- **WHAT IS EXPECTED**
Restate the entries below verbatim.

--- start of STORED ROWS ---

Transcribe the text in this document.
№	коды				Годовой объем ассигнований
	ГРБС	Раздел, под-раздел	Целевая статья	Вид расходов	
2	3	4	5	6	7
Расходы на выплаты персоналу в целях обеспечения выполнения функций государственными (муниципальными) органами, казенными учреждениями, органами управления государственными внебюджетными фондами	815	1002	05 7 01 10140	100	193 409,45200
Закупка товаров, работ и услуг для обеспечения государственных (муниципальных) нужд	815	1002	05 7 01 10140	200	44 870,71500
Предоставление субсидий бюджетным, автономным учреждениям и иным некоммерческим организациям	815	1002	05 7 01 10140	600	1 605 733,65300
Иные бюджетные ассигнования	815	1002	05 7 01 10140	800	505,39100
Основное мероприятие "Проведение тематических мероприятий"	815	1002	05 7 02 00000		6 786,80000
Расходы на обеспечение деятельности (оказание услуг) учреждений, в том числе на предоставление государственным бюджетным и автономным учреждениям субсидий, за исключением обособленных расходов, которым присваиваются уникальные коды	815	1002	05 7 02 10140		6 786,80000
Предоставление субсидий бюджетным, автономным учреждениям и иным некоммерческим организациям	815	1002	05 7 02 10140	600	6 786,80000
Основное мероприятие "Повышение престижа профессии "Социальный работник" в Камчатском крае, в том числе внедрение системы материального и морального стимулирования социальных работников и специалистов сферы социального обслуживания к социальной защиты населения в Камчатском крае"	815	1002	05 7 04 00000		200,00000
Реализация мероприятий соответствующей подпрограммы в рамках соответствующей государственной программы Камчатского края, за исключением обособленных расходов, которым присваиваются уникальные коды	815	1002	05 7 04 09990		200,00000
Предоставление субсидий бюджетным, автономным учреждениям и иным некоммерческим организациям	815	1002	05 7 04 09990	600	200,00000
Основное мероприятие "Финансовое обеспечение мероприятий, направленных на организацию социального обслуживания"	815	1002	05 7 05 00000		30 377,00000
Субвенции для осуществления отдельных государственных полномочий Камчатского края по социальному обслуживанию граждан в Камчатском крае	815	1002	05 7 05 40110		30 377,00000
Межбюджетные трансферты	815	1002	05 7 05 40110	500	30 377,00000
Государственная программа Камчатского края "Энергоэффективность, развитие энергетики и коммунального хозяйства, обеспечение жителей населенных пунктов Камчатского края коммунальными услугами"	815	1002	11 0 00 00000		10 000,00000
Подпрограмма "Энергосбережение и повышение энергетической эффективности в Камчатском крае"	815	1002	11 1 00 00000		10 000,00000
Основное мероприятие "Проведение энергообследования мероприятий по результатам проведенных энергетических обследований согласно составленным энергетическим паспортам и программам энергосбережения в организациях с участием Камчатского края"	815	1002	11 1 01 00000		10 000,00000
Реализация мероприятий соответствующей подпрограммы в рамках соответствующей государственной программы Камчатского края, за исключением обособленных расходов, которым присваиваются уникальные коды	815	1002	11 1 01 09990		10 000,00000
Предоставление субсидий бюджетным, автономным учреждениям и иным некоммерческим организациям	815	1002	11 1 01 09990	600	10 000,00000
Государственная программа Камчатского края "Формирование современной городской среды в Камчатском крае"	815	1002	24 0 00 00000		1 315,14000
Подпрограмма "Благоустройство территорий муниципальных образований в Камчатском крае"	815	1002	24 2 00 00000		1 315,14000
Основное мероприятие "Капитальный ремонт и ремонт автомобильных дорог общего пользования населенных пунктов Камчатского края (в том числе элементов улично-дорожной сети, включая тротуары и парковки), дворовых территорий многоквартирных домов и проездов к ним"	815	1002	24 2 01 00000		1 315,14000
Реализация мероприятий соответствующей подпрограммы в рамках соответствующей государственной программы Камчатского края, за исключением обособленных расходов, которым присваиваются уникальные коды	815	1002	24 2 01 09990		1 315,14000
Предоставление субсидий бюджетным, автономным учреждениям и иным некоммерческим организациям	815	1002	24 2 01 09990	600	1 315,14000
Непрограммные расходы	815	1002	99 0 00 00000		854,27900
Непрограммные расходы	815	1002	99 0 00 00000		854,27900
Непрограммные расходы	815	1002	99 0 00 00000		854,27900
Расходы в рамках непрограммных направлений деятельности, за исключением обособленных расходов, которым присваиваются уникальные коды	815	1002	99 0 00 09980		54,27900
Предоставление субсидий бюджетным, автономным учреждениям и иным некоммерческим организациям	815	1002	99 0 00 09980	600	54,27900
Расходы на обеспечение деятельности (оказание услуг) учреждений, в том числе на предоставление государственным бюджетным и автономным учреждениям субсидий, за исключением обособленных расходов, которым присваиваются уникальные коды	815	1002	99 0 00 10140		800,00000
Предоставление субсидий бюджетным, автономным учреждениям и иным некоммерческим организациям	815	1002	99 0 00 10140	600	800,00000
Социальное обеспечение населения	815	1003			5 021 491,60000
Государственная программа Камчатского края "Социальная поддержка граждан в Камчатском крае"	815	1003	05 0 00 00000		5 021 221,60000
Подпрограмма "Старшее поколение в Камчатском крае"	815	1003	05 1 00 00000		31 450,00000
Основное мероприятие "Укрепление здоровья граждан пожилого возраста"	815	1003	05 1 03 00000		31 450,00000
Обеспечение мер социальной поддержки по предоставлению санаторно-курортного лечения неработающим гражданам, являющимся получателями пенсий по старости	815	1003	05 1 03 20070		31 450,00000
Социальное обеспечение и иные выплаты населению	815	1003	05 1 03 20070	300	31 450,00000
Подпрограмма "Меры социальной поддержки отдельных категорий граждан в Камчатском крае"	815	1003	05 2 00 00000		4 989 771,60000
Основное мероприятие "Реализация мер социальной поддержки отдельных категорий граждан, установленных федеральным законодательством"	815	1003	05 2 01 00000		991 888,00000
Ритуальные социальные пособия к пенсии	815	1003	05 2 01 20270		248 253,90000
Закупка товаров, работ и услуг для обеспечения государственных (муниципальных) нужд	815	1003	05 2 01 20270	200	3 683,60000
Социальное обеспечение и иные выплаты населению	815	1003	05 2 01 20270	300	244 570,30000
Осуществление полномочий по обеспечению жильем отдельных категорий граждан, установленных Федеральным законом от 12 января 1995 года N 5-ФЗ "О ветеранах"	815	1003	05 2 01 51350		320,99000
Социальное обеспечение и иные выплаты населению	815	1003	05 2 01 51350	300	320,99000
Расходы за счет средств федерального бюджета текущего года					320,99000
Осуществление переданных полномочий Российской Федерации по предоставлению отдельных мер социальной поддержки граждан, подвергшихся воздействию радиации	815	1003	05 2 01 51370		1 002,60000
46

--- end of STORED ROWS ---

- **WORKED SOLUTION**
Transcribe the text in this document.
№	коды				Годовой объем ассигнований
	ГРБС	Раздел, под-раздел	Целевая статья	Вид расходов	
2	3	4	5	6	7
Расходы на выплаты персоналу в целях обеспечения выполнения функций государственными (муниципальными) органами, казенными учреждениями, органами управления государственными внебюджетными фондами	815	1002	05 7 01 10140	100	193 409,45200
Закупка товаров, работ и услуг для обеспечения государственных (муниципальных) нужд	815	1002	05 7 01 10140	200	44 870,71500
Предоставление субсидий бюджетным, автономным учреждениям и иным некоммерческим организациям	815	1002	05 7 01 10140	600	1 605 733,65300
Иные бюджетные ассигнования	815	1002	05 7 01 10140	800	505,39100
Основное мероприятие "Проведение тематических мероприятий"	815	1002	05 7 02 00000		6 786,80000
Расходы на обеспечение деятельности (оказание услуг) учреждений, в том числе на предоставление государственным бюджетным и автономным учреждениям субсидий, за исключением обособленных расходов, которым присваиваются уникальные коды	815	1002	05 7 02 10140		6 786,80000
Предоставление субсидий бюджетным, автономным учреждениям и иным некоммерческим организациям	815	1002	05 7 02 10140	600	6 786,80000
Основное мероприятие "Повышение престижа профессии "Социальный работник" в Камчатском крае, в том числе внедрение системы материального и морального стимулирования социальных работников и специалистов сферы социального обслуживания к социальной защиты населения в Камчатском крае"	815	1002	05 7 04 00000		200,00000
Реализация мероприятий соответствующей подпрограммы в рамках соответствующей государственной программы Камчатского края, за исключением обособленных расходов, которым присваиваются уникальные коды	815	1002	05 7 04 09990		200,00000
Предоставление субсидий бюджетным, автономным учреждениям и иным некоммерческим организациям	815	1002	05 7 04 09990	600	200,00000
Основное мероприятие "Финансовое обеспечение мероприятий, направленных на организацию социального обслуживания"	815	1002	05 7 05 00000		30 377,00000
Субвенции для осуществления отдельных государственных полномочий Камчатского края по социальному обслуживанию граждан в Камчатском крае	815	1002	05 7 05 40110		30 377,00000
Межбюджетные трансферты	815	1002	05 7 05 40110	500	30 377,00000
Государственная программа Камчатского края "Энергоэффективность, развитие энергетики и коммунального хозяйства, обеспечение жителей населенных пунктов Камчатского края коммунальными услугами"	815	1002	11 0 00 00000		10 000,00000
Подпрограмма "Энергосбережение и повышение энергетической эффективности в Камчатском крае"	815	1002	11 1 00 00000		10 000,00000
Основное мероприятие "Проведение энергообследования мероприятий по результатам проведенных энергетических обследований согласно составленным энергетическим паспортам и программам энергосбережения в организациях с участием Камчатского края"	815	1002	11 1 01 00000		10 000,00000
Реализация мероприятий соответствующей подпрограммы в рамках соответствующей государственной программы Камчатского края, за исключением обособленных расходов, которым присваиваются уникальные коды	815	1002	11 1 01 09990		10 000,00000
Предоставление субсидий бюджетным, автономным учреждениям и иным некоммерческим организациям	815	1002	11 1 01 09990	600	10 000,00000
Государственная программа Камчатского края "Формирование современной городской среды в Камчатском крае"	815	1002	24 0 00 00000		1 315,14000
Подпрограмма "Благоустройство территорий муниципальных образований в Камчатском крае"	815	1002	24 2 00 00000		1 315,14000
Основное мероприятие "Капитальный ремонт и ремонт автомобильных дорог общего пользования населенных пунктов Камчатского края (в том числе элементов улично-дорожной сети, включая тротуары и парковки), дворовых территорий многоквартирных домов и проездов к ним"	815	1002	24 2 01 00000		1 315,14000
Реализация мероприятий соответствующей подпрограммы в рамках соответствующей государственной программы Камчатского края, за исключением обособленных расходов, которым присваиваются уникальные коды	815	1002	24 2 01 09990		1 315,14000
Предоставление субсидий бюджетным, автономным учреждениям и иным некоммерческим организациям	815	1002	24 2 01 09990	600	1 315,14000
Непрограммные расходы	815	1002	99 0 00 00000		854,27900
Непрограммные расходы	815	1002	99 0 00 00000		854,27900
Непрограммные расходы	815	1002	99 0 00 00000		854,27900
Расходы в рамках непрограммных направлений деятельности, за исключением обособленных расходов, которым присваиваются уникальные коды	815	1002	99 0 00 09980		54,27900
Предоставление субсидий бюджетным, автономным учреждениям и иным некоммерческим организациям	815	1002	99 0 00 09980	600	54,27900
Расходы на обеспечение деятельности (оказание услуг) учреждений, в том числе на предоставление государственным бюджетным и автономным учреждениям субсидий, за исключением обособленных расходов, которым присваиваются уникальные коды	815	1002	99 0 00 10140		800,00000
Предоставление субсидий бюджетным, автономным учреждениям и иным некоммерческим организациям	815	1002	99 0 00 10140	600	800,00000
Социальное обеспечение населения	815	1003			5 021 491,60000
Государственная программа Камчатского края "Социальная поддержка граждан в Камчатском крае"	815	1003	05 0 00 00000		5 021 221,60000
Подпрограмма "Старшее поколение в Камчатском крае"	815	1003	05 1 00 00000		31 450,00000
Основное мероприятие "Укрепление здоровья граждан пожилого возраста"	815	1003	05 1 03 00000		31 450,00000
Обеспечение мер социальной поддержки по предоставлению санаторно-курортного лечения неработающим гражданам, являющимся получателями пенсий по старости	815	1003	05 1 03 20070		31 450,00000
Социальное обеспечение и иные выплаты населению	815	1003	05 1 03 20070	300	31 450,00000
Подпрограмма "Меры социальной поддержки отдельных категорий граждан в Камчатском крае"	815	1003	05 2 00 00000		4 989 771,60000
Основное мероприятие "Реализация мер социальной поддержки отдельных категорий граждан, установленных федеральным законодательством"	815	1003	05 2 01 00000		991 888,00000
Ритуальные социальные пособия к пенсии	815	1003	05 2 01 20270		248 253,90000
Закупка товаров, работ и услуг для обеспечения государственных (муниципальных) нужд	815	1003	05 2 01 20270	200	3 683,60000
Социальное обеспечение и иные выплаты населению	815	1003	05 2 01 20270	300	244 570,30000
Осуществление полномочий по обеспечению жильем отдельных категорий граждан, установленных Федеральным законом от 12 января 1995 года N 5-ФЗ "О ветеранах"	815	1003	05 2 01 51350		320,99000
Социальное обеспечение и иные выплаты населению	815	1003	05 2 01 51350	300	320,99000
Расходы за счет средств федерального бюджета текущего года					320,99000
Осуществление переданных полномочий Российской Федерации по предоставлению отдельных мер социальной поддержки граждан, подвергшихся воздействию радиации	815	1003	05 2 01 51370		1 002,60000
46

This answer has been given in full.